# [TASK REQUIREMENTS]
For the material that follows, list every line containing the word "axis".
● ● ● ● ● ● ●
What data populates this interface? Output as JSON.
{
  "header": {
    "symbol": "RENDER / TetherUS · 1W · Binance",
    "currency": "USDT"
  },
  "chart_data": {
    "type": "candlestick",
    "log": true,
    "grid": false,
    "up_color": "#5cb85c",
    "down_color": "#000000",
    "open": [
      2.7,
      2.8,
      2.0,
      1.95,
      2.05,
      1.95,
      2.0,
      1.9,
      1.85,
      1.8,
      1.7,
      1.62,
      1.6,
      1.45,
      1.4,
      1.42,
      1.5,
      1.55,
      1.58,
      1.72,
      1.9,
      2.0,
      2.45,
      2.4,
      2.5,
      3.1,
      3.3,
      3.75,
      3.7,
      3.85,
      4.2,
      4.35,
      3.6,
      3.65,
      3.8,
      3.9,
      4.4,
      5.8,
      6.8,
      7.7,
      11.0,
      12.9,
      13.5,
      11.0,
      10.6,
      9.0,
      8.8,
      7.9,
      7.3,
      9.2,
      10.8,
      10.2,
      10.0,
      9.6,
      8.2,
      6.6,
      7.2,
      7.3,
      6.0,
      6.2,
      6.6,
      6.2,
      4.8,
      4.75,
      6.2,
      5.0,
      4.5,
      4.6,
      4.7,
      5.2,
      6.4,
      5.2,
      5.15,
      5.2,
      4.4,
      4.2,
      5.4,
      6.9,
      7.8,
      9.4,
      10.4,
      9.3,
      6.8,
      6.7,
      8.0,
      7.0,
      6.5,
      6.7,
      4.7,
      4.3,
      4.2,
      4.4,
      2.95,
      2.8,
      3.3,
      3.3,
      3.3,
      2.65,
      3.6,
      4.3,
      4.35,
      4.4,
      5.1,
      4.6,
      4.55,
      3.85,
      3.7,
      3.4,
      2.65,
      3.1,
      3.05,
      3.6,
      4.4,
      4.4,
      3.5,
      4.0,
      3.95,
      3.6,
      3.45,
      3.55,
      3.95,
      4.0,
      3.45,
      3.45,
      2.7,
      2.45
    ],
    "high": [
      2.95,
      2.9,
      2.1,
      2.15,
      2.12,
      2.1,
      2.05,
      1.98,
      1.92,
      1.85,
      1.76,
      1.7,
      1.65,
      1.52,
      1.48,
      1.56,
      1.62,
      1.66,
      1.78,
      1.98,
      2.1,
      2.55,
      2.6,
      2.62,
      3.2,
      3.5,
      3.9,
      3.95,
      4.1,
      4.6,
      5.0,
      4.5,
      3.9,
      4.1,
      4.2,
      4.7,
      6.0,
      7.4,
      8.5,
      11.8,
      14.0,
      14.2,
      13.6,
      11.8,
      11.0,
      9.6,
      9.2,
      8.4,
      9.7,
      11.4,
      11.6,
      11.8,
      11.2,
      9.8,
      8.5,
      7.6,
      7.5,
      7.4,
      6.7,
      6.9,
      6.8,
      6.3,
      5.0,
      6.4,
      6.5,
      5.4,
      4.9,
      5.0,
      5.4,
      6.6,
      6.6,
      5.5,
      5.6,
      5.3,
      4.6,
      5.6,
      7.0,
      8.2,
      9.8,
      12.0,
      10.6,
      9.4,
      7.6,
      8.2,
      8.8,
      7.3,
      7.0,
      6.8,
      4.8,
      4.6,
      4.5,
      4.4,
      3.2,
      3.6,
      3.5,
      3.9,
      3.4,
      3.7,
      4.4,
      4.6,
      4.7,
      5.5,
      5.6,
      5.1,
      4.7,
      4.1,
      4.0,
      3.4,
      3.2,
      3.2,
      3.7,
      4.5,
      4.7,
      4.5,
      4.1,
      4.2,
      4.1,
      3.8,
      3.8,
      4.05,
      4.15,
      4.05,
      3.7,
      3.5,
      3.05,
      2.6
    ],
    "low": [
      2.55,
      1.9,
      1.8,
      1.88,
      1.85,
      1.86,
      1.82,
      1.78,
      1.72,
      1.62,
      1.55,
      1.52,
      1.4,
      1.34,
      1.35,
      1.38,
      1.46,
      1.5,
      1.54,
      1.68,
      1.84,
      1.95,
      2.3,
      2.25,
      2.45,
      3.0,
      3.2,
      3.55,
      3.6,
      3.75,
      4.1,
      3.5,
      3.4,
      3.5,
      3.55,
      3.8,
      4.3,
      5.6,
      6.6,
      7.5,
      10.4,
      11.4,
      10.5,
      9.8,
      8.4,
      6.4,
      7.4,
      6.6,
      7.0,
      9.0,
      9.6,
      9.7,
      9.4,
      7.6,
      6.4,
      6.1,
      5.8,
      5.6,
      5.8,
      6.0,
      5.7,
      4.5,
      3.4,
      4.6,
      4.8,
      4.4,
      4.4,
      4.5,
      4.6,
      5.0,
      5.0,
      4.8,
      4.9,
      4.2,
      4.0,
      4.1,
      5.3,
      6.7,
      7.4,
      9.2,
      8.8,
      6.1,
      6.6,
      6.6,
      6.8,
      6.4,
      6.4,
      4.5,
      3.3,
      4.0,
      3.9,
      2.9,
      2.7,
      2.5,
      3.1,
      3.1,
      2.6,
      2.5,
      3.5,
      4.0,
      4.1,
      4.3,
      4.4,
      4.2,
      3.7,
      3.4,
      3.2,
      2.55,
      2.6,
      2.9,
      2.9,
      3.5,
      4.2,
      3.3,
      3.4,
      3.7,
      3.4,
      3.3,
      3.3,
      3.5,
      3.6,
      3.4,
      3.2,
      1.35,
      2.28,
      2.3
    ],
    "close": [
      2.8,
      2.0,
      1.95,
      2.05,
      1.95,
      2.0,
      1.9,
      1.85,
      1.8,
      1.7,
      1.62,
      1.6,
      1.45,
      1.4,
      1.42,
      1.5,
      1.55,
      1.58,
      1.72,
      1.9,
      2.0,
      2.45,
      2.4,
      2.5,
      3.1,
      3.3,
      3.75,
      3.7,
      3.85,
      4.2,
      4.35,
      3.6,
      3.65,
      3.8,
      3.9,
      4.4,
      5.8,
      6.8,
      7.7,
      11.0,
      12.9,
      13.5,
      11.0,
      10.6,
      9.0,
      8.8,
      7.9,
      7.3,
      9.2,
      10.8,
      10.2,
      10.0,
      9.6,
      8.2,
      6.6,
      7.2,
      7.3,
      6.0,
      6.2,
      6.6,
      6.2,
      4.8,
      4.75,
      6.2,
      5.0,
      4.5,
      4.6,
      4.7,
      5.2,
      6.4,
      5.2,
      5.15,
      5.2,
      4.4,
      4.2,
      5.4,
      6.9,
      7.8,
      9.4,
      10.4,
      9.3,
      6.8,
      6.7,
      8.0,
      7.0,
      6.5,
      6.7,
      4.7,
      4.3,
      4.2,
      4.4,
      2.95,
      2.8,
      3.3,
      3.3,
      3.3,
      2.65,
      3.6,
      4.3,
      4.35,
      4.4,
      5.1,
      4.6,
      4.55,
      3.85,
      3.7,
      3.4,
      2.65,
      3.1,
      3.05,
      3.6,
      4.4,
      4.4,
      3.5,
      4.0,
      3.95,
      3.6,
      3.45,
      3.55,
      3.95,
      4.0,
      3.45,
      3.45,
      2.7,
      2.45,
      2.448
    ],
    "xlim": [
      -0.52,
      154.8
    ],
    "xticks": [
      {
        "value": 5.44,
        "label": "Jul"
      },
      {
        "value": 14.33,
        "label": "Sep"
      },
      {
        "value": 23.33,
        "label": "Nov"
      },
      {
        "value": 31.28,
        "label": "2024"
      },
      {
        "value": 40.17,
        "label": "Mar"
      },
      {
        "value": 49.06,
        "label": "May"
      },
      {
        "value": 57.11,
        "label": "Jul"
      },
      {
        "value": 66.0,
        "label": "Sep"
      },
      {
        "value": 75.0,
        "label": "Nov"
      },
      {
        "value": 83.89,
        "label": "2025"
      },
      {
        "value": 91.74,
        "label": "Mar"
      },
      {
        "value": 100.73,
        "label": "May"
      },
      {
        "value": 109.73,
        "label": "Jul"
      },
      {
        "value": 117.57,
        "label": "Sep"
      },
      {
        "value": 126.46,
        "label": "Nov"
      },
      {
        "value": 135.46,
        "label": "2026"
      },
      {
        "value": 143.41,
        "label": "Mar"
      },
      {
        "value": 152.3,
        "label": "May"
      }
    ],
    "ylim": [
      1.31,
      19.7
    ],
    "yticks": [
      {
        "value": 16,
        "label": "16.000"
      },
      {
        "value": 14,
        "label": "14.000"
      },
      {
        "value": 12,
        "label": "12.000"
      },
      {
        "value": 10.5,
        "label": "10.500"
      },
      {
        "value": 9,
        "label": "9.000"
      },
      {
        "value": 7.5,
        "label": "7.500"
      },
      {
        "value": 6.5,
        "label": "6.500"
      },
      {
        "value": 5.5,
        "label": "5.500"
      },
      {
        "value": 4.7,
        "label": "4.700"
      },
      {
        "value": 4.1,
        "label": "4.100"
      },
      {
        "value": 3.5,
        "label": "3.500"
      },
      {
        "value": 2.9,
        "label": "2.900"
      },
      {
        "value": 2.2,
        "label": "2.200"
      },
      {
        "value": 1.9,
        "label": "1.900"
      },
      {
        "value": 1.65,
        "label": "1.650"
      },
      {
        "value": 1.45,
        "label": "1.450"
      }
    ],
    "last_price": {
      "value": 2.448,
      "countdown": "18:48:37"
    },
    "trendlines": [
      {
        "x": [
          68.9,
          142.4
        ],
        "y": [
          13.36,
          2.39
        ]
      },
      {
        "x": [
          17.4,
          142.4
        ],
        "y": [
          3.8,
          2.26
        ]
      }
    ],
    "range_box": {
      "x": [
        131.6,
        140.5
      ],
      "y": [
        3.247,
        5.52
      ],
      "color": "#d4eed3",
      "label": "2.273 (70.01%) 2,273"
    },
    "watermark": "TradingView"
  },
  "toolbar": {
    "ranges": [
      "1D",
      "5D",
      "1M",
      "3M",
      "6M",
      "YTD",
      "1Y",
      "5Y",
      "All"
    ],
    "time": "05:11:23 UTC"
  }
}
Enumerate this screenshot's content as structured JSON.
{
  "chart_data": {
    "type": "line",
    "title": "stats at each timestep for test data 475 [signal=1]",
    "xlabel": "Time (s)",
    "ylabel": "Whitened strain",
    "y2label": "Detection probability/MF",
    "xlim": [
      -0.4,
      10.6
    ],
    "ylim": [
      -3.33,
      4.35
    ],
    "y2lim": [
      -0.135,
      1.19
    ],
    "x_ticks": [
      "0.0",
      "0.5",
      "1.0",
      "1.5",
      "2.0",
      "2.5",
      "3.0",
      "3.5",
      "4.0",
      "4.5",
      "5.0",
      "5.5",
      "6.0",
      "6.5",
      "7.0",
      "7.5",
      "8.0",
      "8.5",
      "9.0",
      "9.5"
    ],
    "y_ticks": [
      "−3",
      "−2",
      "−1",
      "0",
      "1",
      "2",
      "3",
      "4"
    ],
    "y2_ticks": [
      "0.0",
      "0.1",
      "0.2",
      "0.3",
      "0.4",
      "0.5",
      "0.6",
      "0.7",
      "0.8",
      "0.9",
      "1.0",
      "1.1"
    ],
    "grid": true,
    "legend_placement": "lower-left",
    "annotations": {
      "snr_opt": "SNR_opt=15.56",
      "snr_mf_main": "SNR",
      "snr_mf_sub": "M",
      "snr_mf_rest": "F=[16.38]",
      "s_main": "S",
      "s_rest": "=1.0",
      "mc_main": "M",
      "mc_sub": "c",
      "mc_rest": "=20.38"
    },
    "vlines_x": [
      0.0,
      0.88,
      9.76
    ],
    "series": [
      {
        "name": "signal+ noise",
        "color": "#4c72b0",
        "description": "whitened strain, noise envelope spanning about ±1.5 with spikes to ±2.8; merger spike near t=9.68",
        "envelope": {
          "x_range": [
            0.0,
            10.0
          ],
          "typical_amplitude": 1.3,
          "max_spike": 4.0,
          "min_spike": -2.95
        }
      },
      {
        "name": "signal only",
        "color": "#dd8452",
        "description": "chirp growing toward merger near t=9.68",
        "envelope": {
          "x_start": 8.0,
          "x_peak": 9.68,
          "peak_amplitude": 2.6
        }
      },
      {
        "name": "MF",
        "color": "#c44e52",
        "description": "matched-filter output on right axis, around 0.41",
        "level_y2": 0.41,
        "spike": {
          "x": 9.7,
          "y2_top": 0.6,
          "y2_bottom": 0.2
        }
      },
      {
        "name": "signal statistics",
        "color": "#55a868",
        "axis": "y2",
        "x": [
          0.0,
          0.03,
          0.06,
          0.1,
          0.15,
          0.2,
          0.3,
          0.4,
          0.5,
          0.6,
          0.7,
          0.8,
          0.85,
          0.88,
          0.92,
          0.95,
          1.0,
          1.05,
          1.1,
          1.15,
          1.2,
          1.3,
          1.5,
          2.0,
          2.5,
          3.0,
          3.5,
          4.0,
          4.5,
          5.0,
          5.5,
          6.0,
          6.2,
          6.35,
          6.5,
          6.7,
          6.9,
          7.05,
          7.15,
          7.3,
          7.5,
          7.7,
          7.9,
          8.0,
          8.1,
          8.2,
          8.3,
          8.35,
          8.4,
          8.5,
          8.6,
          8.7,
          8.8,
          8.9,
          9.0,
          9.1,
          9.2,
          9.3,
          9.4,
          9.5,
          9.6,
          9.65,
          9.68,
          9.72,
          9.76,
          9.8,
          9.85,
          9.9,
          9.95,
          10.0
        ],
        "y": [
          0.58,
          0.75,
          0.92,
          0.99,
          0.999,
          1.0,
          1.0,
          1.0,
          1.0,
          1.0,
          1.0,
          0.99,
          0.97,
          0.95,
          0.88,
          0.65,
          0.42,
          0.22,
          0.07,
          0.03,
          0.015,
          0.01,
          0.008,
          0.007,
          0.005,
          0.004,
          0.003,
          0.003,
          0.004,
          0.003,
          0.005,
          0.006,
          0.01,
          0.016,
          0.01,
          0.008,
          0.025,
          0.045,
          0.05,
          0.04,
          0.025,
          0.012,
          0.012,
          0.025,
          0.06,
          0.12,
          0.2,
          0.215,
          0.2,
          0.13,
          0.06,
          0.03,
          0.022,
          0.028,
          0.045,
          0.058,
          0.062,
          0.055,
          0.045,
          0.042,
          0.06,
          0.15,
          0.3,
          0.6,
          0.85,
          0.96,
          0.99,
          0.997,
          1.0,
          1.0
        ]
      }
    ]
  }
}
● ● ● ● ● ● ●
# [RESULT]
        "description": "matched-filter output on right axis, around 0.41",
        "axis": "y2",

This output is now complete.